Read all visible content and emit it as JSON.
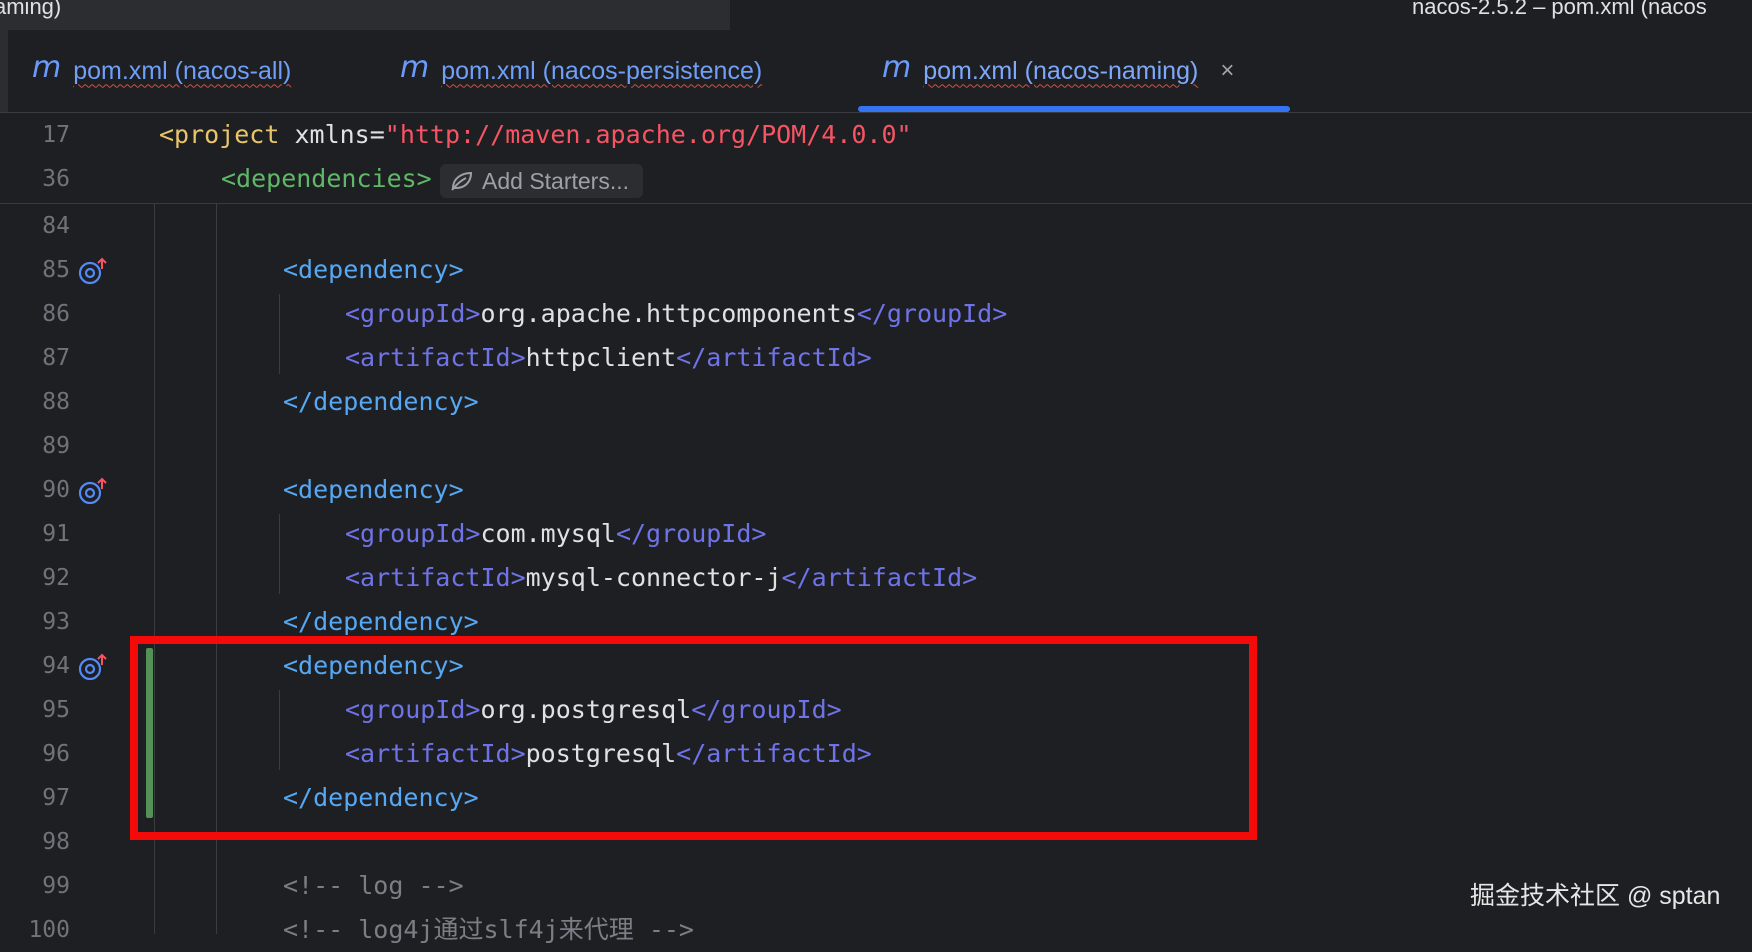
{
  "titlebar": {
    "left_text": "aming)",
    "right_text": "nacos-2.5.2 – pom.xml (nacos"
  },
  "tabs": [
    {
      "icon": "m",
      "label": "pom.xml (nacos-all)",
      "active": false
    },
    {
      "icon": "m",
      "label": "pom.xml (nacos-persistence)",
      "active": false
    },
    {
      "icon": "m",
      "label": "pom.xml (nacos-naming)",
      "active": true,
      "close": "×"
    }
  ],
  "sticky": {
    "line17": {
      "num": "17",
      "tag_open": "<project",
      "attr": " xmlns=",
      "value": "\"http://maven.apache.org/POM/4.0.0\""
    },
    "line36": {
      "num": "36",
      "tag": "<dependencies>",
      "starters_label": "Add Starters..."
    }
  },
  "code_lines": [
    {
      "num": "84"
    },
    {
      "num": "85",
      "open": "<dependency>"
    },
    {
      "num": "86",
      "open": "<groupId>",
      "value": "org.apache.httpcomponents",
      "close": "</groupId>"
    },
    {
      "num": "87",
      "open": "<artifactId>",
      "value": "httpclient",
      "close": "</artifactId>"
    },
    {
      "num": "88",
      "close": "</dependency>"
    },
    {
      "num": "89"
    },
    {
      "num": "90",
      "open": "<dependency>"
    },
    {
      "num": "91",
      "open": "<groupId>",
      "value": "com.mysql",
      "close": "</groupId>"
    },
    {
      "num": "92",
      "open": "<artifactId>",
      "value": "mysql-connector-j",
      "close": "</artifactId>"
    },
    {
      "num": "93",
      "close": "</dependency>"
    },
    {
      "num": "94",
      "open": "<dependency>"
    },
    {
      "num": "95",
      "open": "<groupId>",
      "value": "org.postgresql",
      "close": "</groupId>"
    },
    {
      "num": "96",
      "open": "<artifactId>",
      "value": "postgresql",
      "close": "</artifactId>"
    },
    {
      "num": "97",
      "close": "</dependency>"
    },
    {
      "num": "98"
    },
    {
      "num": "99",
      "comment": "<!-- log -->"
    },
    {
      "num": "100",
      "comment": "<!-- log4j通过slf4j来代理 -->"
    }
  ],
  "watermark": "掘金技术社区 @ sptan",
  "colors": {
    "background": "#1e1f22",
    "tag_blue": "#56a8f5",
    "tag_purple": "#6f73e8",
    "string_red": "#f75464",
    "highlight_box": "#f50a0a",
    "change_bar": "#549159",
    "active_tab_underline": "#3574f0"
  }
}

....

■ What the exercise asks ■
Please list every line of the records that contains "mysql".

■ Written reply ■
      "value": "com.mysql",
      "value": "mysql-connector-j",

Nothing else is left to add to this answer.